<<<<
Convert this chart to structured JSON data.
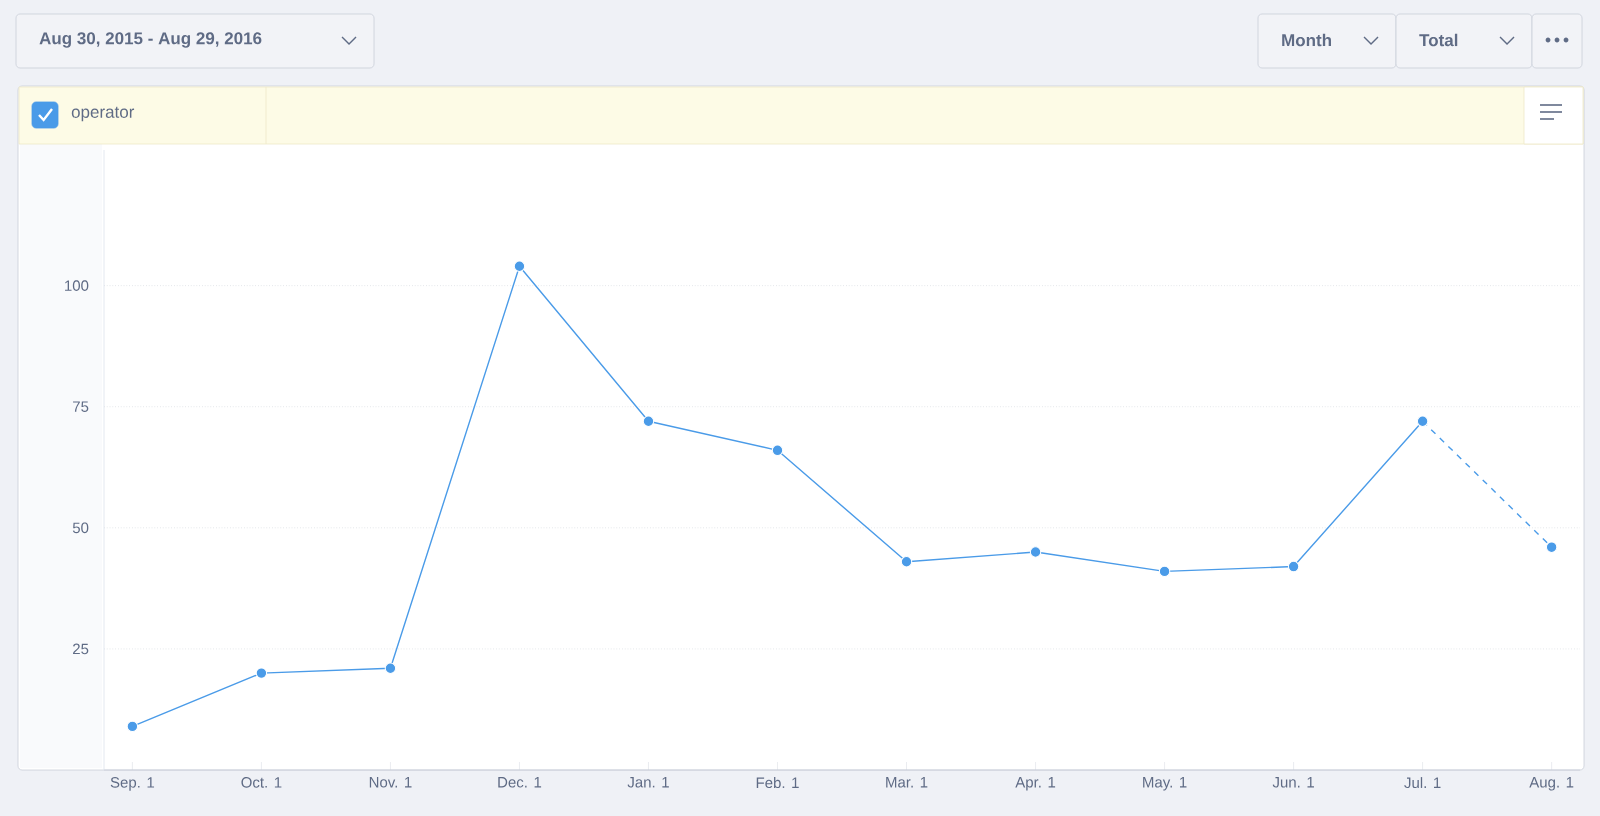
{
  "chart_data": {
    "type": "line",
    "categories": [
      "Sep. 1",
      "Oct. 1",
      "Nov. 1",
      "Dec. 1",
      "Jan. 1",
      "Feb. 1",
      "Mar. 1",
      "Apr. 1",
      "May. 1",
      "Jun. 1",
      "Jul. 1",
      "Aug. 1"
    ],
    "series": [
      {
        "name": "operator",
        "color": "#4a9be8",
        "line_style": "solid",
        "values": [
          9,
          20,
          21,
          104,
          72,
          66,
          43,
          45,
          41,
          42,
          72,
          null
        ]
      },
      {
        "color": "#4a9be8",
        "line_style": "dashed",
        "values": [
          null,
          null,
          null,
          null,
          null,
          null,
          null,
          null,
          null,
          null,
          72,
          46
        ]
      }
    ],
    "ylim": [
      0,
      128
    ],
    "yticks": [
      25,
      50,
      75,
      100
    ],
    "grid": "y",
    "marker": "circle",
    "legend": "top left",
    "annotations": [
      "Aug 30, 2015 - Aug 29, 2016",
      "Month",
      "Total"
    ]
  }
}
>>>>
<<<<
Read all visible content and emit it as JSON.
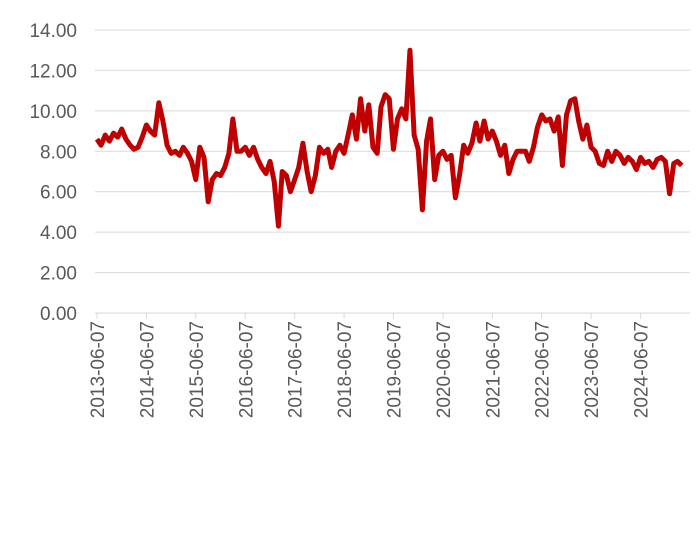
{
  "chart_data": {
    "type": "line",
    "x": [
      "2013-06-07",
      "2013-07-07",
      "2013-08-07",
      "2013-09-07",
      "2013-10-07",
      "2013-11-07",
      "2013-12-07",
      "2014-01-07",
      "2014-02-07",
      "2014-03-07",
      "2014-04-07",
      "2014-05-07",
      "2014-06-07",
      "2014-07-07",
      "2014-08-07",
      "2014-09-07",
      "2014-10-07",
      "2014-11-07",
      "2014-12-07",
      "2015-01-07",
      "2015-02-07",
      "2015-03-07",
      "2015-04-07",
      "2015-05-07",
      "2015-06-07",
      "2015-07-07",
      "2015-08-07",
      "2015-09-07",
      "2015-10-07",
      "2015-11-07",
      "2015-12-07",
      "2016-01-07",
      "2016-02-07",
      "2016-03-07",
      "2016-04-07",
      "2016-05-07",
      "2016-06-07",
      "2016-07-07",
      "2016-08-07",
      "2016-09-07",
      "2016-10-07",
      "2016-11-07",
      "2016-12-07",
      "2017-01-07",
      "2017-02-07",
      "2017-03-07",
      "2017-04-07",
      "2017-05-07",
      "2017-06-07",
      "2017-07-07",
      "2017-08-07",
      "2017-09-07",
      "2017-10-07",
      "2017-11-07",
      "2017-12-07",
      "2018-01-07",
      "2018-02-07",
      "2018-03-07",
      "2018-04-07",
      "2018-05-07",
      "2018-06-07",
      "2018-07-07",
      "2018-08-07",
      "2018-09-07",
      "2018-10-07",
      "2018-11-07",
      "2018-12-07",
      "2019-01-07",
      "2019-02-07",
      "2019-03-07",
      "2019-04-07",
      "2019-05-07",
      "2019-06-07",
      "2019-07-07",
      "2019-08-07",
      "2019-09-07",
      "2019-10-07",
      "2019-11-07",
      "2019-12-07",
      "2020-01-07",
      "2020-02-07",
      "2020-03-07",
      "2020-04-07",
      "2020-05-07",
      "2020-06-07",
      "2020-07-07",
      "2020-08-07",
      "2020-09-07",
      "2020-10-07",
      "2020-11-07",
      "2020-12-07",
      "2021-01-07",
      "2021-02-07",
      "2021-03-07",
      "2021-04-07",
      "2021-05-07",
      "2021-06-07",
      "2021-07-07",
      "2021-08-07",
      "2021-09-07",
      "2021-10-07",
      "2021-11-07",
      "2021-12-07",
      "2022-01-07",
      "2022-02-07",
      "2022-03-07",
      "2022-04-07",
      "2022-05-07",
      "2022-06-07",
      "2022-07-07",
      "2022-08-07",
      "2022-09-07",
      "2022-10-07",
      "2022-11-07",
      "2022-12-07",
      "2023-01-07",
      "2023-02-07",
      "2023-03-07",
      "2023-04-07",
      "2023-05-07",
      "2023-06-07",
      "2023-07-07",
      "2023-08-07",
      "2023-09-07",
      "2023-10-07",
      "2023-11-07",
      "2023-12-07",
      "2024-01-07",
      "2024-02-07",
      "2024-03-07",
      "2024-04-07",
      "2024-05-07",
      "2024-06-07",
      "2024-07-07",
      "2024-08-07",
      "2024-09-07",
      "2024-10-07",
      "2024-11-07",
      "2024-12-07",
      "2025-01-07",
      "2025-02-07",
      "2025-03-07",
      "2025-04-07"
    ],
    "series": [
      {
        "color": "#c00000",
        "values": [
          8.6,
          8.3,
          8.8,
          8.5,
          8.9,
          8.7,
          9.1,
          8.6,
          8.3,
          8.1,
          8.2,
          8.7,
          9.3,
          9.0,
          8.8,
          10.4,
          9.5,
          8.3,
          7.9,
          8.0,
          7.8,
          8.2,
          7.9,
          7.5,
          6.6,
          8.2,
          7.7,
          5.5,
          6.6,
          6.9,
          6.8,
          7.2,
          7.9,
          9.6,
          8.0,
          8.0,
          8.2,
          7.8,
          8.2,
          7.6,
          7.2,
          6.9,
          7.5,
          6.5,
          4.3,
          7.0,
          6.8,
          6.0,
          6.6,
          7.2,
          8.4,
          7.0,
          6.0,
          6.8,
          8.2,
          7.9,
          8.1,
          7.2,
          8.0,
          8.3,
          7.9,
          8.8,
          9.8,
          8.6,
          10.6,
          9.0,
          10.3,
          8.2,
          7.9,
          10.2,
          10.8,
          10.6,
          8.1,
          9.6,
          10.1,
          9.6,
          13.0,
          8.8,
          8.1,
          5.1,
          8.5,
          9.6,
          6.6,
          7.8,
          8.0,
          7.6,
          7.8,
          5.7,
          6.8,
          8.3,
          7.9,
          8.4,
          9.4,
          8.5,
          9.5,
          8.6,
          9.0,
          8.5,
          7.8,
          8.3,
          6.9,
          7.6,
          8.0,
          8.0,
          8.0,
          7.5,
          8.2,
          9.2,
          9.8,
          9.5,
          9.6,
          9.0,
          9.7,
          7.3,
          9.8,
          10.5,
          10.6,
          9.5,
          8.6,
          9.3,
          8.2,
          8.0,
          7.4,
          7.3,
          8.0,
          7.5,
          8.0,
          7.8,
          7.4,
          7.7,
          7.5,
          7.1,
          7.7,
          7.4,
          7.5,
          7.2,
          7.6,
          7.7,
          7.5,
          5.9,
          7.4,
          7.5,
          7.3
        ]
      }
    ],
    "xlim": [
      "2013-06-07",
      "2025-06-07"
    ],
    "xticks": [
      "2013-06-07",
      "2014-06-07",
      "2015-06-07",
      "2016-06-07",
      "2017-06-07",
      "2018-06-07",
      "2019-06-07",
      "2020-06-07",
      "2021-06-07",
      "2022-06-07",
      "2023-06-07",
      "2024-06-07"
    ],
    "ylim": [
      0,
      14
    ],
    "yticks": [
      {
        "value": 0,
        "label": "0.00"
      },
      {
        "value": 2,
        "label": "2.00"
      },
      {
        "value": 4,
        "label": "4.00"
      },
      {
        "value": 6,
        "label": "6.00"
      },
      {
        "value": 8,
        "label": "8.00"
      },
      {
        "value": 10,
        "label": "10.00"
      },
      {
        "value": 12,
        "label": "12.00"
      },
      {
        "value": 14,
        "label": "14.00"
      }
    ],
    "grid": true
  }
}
>>>>
**WHAT YOU WILL DO**
Tell how many lines include "JSON". The number is the whole answer.

**SOLUTION**
2